_OBIETTIVO_: Ricopia fedelmente tutte le voci che seguono, riga per riga e senza alcuna modifica.

★ ★ ★ ★ ★ ★ ★

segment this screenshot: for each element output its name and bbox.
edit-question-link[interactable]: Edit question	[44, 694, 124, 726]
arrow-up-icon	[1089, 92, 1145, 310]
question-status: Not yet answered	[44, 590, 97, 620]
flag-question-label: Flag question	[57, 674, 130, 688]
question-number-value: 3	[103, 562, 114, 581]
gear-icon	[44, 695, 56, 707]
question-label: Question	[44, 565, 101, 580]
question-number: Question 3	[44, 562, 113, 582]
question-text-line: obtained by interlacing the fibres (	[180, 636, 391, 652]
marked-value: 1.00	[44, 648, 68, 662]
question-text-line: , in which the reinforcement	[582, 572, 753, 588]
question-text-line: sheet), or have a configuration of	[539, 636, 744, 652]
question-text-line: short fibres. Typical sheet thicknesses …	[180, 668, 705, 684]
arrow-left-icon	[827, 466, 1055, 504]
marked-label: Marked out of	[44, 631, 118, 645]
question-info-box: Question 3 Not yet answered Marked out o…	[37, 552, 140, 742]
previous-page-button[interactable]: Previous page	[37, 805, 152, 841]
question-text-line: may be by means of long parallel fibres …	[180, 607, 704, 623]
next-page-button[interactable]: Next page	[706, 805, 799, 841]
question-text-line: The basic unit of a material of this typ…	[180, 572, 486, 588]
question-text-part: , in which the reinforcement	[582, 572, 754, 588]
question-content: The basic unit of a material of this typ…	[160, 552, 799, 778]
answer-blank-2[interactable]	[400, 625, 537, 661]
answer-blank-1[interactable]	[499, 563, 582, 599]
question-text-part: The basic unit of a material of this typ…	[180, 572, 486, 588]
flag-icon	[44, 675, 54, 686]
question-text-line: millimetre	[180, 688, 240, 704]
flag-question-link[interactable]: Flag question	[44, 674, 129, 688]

★ ★ ★ ★ ★ ★ ★

_RISULTATO_:
segment this screenshot: for each element output its name and bbox.
edit-question-link[interactable]: Edit question	[44, 694, 124, 726]
arrow-up-icon	[1089, 92, 1145, 310]
question-status: Not yet answered	[44, 590, 97, 620]
flag-question-label: Flag question	[57, 674, 130, 688]
question-number-value: 3	[103, 562, 114, 581]
gear-icon	[44, 695, 56, 707]
question-label: Question	[44, 565, 101, 580]
question-number: Question 3	[44, 562, 113, 582]
question-text-line: obtained by interlacing the fibres (	[180, 636, 391, 652]
marked-value: 1.00	[44, 648, 68, 662]
question-text-line: , in which the reinforcement	[582, 572, 753, 588]
question-text-line: sheet), or have a configuration of	[539, 636, 744, 652]
question-text-line: short fibres. Typical sheet thicknesses …	[180, 668, 705, 684]
arrow-left-icon	[827, 466, 1055, 504]
marked-label: Marked out of	[44, 631, 118, 645]
question-info-box: Question 3 Not yet answered Marked out o…	[37, 552, 140, 742]
previous-page-button[interactable]: Previous page	[37, 805, 152, 841]
question-text-line: may be by means of long parallel fibres …	[180, 607, 704, 623]
next-page-button[interactable]: Next page	[706, 805, 799, 841]
question-text-line: The basic unit of a material of this typ…	[180, 572, 486, 588]
question-text-part: , in which the reinforcement	[582, 572, 754, 588]
question-content: The basic unit of a material of this typ…	[160, 552, 799, 778]
answer-blank-2[interactable]	[400, 625, 537, 661]
answer-blank-1[interactable]	[499, 563, 582, 599]
question-text-part: The basic unit of a material of this typ…	[180, 572, 486, 588]
flag-icon	[44, 675, 54, 686]
question-text-line: millimetre	[180, 688, 240, 704]
flag-question-link[interactable]: Flag question	[44, 674, 129, 688]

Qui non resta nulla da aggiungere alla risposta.